- [EXERCISE DETAILS] Return the listing below exactly, with the pictures dropped.

- [SOURCE RECORDS]
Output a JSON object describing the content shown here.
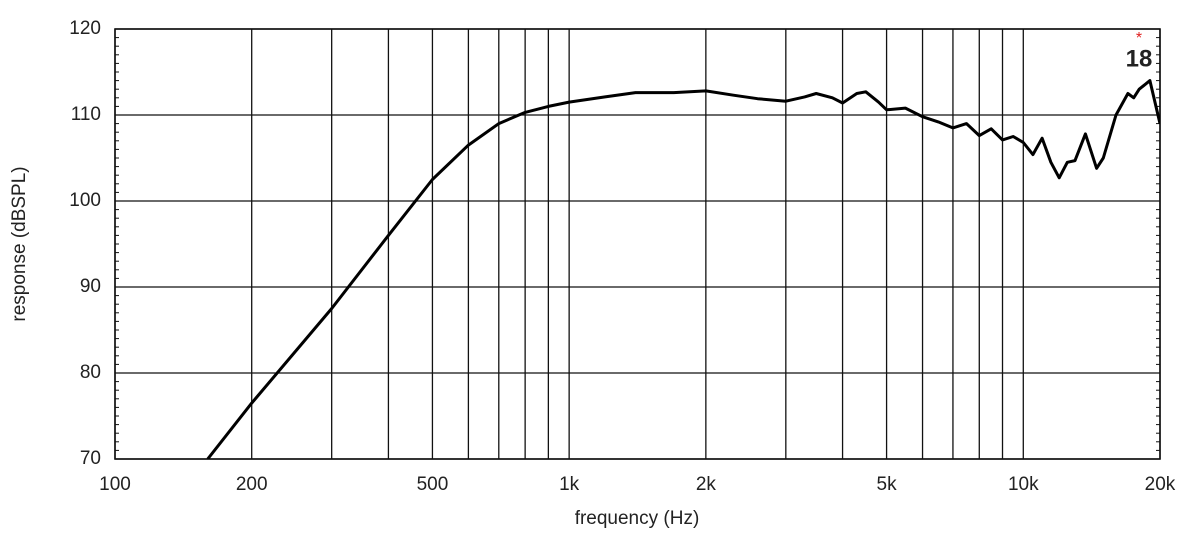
{
  "chart_data": {
    "type": "line",
    "x_scale": "log",
    "grid": true,
    "x_label": "frequency (Hz)",
    "y_label": "response (dBSPL)",
    "logo": "18",
    "xlim": [
      100,
      20000
    ],
    "ylim": [
      70,
      120
    ],
    "xticks": [
      100,
      200,
      500,
      {
        "value": 1000,
        "label": "1k"
      },
      {
        "value": 2000,
        "label": "2k"
      },
      {
        "value": 5000,
        "label": "5k"
      },
      {
        "value": 10000,
        "label": "10k"
      },
      {
        "value": 20000,
        "label": "20k"
      }
    ],
    "x_minor_grid": [
      300,
      400,
      600,
      700,
      800,
      900,
      3000,
      4000,
      6000,
      7000,
      8000,
      9000
    ],
    "yticks": [
      70,
      80,
      90,
      100,
      110,
      120
    ],
    "series": [
      {
        "color": "#000000",
        "x": [
          160,
          200,
          300,
          400,
          500,
          600,
          700,
          800,
          900,
          1000,
          1200,
          1400,
          1700,
          2000,
          2300,
          2600,
          3000,
          3300,
          3500,
          3800,
          4000,
          4300,
          4500,
          4800,
          5000,
          5500,
          6000,
          6500,
          7000,
          7500,
          8000,
          8500,
          9000,
          9500,
          10000,
          10500,
          11000,
          11500,
          12000,
          12500,
          13000,
          13700,
          14500,
          15000,
          16000,
          17000,
          17500,
          18000,
          19000,
          20000
        ],
        "values": [
          70,
          76.5,
          87.5,
          96,
          102.5,
          106.5,
          109,
          110.3,
          111,
          111.5,
          112.1,
          112.6,
          112.6,
          112.8,
          112.3,
          111.9,
          111.6,
          112.1,
          112.5,
          112.0,
          111.4,
          112.5,
          112.7,
          111.5,
          110.6,
          110.8,
          109.8,
          109.2,
          108.5,
          109.0,
          107.6,
          108.4,
          107.1,
          107.5,
          106.8,
          105.4,
          107.3,
          104.5,
          102.7,
          104.5,
          104.7,
          107.8,
          103.8,
          105.0,
          110.0,
          112.5,
          112.0,
          113.0,
          114.0,
          109.0
        ]
      }
    ]
  }
}
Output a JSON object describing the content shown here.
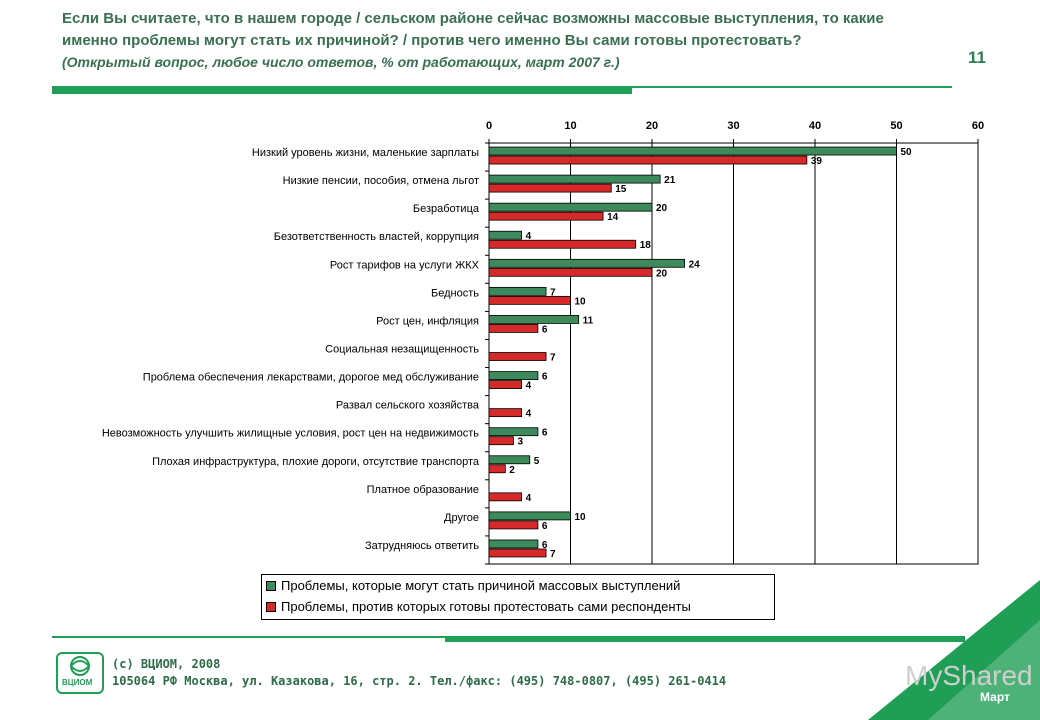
{
  "header": {
    "title_line1": "Если Вы считаете, что в нашем городе / сельском районе сейчас возможны массовые выступления, то какие",
    "title_line2": "именно проблемы могут стать их причиной? / против чего именно Вы сами готовы протестовать?",
    "subtitle": "(Открытый вопрос, любое число ответов, % от работающих, март 2007 г.)",
    "page_number": "11"
  },
  "chart_data": {
    "type": "bar",
    "orientation": "horizontal",
    "xlim": [
      0,
      60
    ],
    "xticks": [
      0,
      10,
      20,
      30,
      40,
      50,
      60
    ],
    "categories": [
      "Низкий уровень жизни, маленькие зарплаты",
      "Низкие пенсии, пособия, отмена льгот",
      "Безработица",
      "Безответственность властей, коррупция",
      "Рост тарифов на услуги ЖКХ",
      "Бедность",
      "Рост цен, инфляция",
      "Социальная незащищенность",
      "Проблема обеспечения лекарствами, дорогое мед обслуживание",
      "Развал сельского хозяйства",
      "Невозможность улучшить жилищные условия, рост цен на недвижимость",
      "Плохая инфраструктура, плохие дороги, отсутствие транспорта",
      "Платное образование",
      "Другое",
      "Затрудняюсь ответить"
    ],
    "series": [
      {
        "name": "Проблемы, которые могут стать причиной массовых выступлений",
        "color": "#3d8a5c",
        "values": [
          50,
          21,
          20,
          4,
          24,
          7,
          11,
          null,
          6,
          null,
          6,
          5,
          null,
          10,
          6
        ]
      },
      {
        "name": "Проблемы, против которых готовы протестовать сами респонденты",
        "color": "#d62a2a",
        "values": [
          39,
          15,
          14,
          18,
          20,
          10,
          6,
          7,
          4,
          4,
          3,
          2,
          4,
          6,
          7
        ]
      }
    ]
  },
  "footer": {
    "copyright": "(с) ВЦИОМ, 2008",
    "address": "105064 РФ Москва, ул. Казакова, 16, стр. 2.  Тел./факс: (495) 748-0807, (495) 261-0414",
    "logo_text": "ВЦИОМ",
    "watermark": "MyShared",
    "month_label": "Март"
  },
  "colors": {
    "accent": "#1f9e55",
    "title": "#3a6f52"
  }
}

- [EXPECTED OUTPUT]
Output a JSON object describing the content shown here.
{
  "chart_data": {
    "type": "line",
    "x_scale": "log",
    "grid": true,
    "x_label": "frequency (Hz)",
    "y_label": "response (dBSPL)",
    "logo": "18",
    "xlim": [
      100,
      20000
    ],
    "ylim": [
      70,
      120
    ],
    "xticks": [
      100,
      200,
      500,
      {
        "value": 1000,
        "label": "1k"
      },
      {
        "value": 2000,
        "label": "2k"
      },
      {
        "value": 5000,
        "label": "5k"
      },
      {
        "value": 10000,
        "label": "10k"
      },
      {
        "value": 20000,
        "label": "20k"
      }
    ],
    "x_minor_grid": [
      300,
      400,
      600,
      700,
      800,
      900,
      3000,
      4000,
      6000,
      7000,
      8000,
      9000
    ],
    "yticks": [
      70,
      80,
      90,
      100,
      110,
      120
    ],
    "series": [
      {
        "color": "#000000",
        "x": [
          160,
          200,
          300,
          400,
          500,
          600,
          700,
          800,
          900,
          1000,
          1200,
          1400,
          1700,
          2000,
          2300,
          2600,
          3000,
          3300,
          3500,
          3800,
          4000,
          4300,
          4500,
          4800,
          5000,
          5500,
          6000,
          6500,
          7000,
          7500,
          8000,
          8500,
          9000,
          9500,
          10000,
          10500,
          11000,
          11500,
          12000,
          12500,
          13000,
          13700,
          14500,
          15000,
          16000,
          17000,
          17500,
          18000,
          19000,
          20000
        ],
        "values": [
          70,
          76.5,
          87.5,
          96,
          102.5,
          106.5,
          109,
          110.3,
          111,
          111.5,
          112.1,
          112.6,
          112.6,
          112.8,
          112.3,
          111.9,
          111.6,
          112.1,
          112.5,
          112.0,
          111.4,
          112.5,
          112.7,
          111.5,
          110.6,
          110.8,
          109.8,
          109.2,
          108.5,
          109.0,
          107.6,
          108.4,
          107.1,
          107.5,
          106.8,
          105.4,
          107.3,
          104.5,
          102.7,
          104.5,
          104.7,
          107.8,
          103.8,
          105.0,
          110.0,
          112.5,
          112.0,
          113.0,
          114.0,
          109.0
        ]
      }
    ]
  }
}
Output a JSON object describing the content shown here.
{
  "header": {
    "title_line1": "Если Вы считаете, что в нашем городе / сельском районе сейчас возможны массовые выступления, то какие",
    "title_line2": "именно проблемы могут стать их причиной? / против чего именно Вы сами готовы протестовать?",
    "subtitle": "(Открытый вопрос, любое число ответов, % от работающих, март 2007 г.)",
    "page_number": "11"
  },
  "chart_data": {
    "type": "bar",
    "orientation": "horizontal",
    "xlim": [
      0,
      60
    ],
    "xticks": [
      0,
      10,
      20,
      30,
      40,
      50,
      60
    ],
    "categories": [
      "Низкий уровень жизни, маленькие зарплаты",
      "Низкие пенсии, пособия, отмена льгот",
      "Безработица",
      "Безответственность властей, коррупция",
      "Рост тарифов на услуги ЖКХ",
      "Бедность",
      "Рост цен, инфляция",
      "Социальная незащищенность",
      "Проблема обеспечения лекарствами, дорогое мед обслуживание",
      "Развал сельского хозяйства",
      "Невозможность улучшить жилищные условия, рост цен на недвижимость",
      "Плохая инфраструктура, плохие дороги, отсутствие транспорта",
      "Платное образование",
      "Другое",
      "Затрудняюсь ответить"
    ],
    "series": [
      {
        "name": "Проблемы, которые могут стать причиной массовых выступлений",
        "color": "#3d8a5c",
        "values": [
          50,
          21,
          20,
          4,
          24,
          7,
          11,
          null,
          6,
          null,
          6,
          5,
          null,
          10,
          6
        ]
      },
      {
        "name": "Проблемы, против которых готовы протестовать сами респонденты",
        "color": "#d62a2a",
        "values": [
          39,
          15,
          14,
          18,
          20,
          10,
          6,
          7,
          4,
          4,
          3,
          2,
          4,
          6,
          7
        ]
      }
    ]
  },
  "footer": {
    "copyright": "(с) ВЦИОМ, 2008",
    "address": "105064 РФ Москва, ул. Казакова, 16, стр. 2.  Тел./факс: (495) 748-0807, (495) 261-0414",
    "logo_text": "ВЦИОМ",
    "watermark": "MyShared",
    "month_label": "Март"
  },
  "colors": {
    "accent": "#1f9e55",
    "title": "#3a6f52"
  }
}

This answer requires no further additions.